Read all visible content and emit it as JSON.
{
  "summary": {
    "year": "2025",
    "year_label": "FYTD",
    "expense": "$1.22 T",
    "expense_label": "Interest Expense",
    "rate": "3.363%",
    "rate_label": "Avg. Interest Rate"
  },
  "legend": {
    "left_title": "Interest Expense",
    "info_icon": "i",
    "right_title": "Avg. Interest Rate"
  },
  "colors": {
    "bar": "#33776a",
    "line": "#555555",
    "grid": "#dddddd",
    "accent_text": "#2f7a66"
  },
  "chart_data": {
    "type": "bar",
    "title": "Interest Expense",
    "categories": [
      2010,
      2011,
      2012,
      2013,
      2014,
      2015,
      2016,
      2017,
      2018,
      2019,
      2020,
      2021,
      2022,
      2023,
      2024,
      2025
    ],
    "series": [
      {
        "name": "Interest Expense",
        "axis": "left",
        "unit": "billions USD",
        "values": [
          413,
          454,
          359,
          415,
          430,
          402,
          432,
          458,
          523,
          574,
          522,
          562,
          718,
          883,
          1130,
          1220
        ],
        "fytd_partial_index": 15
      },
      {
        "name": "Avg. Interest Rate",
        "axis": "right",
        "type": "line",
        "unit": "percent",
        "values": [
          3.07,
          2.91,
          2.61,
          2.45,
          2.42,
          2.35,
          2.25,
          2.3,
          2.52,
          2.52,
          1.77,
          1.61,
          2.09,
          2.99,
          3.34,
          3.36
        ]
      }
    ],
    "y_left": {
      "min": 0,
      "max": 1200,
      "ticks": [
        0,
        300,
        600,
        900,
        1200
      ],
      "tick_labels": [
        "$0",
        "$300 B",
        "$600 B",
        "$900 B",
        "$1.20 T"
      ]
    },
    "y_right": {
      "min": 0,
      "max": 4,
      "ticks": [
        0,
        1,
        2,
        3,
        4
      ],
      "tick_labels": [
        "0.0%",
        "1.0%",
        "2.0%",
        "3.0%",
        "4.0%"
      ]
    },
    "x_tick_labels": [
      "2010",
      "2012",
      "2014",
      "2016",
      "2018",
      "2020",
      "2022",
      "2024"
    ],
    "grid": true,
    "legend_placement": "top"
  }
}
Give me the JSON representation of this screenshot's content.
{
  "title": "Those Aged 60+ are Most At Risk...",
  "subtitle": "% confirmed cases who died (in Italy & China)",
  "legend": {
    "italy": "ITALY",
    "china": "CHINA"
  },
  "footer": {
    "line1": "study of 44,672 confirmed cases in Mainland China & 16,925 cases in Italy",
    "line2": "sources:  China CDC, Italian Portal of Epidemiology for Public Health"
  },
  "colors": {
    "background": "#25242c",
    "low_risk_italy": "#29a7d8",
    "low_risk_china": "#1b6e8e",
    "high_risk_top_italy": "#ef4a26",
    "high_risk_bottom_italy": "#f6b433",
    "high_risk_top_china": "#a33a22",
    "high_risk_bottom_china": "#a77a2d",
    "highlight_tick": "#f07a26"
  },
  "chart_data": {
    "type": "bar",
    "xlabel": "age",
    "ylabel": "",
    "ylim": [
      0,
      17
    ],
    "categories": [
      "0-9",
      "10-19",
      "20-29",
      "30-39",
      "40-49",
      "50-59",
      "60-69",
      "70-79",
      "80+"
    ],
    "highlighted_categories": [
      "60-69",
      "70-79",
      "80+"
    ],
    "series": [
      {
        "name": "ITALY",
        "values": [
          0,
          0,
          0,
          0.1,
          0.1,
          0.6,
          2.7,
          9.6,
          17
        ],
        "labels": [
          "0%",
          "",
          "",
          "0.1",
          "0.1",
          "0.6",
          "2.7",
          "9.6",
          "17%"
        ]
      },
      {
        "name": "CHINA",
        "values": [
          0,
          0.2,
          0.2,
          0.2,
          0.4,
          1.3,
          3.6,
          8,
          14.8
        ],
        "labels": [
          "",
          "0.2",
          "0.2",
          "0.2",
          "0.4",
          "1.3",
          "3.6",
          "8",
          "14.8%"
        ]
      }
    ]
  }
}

━━━

**DESCRIPTION OF THE TASK**
Your task is to gather all lines from the entries above that hold the word "name".

**EXERCISE SOLUTION**
        "name": "Interest Expense",
        "name": "Avg. Interest Rate",
        "name": "ITALY",
        "name": "CHINA",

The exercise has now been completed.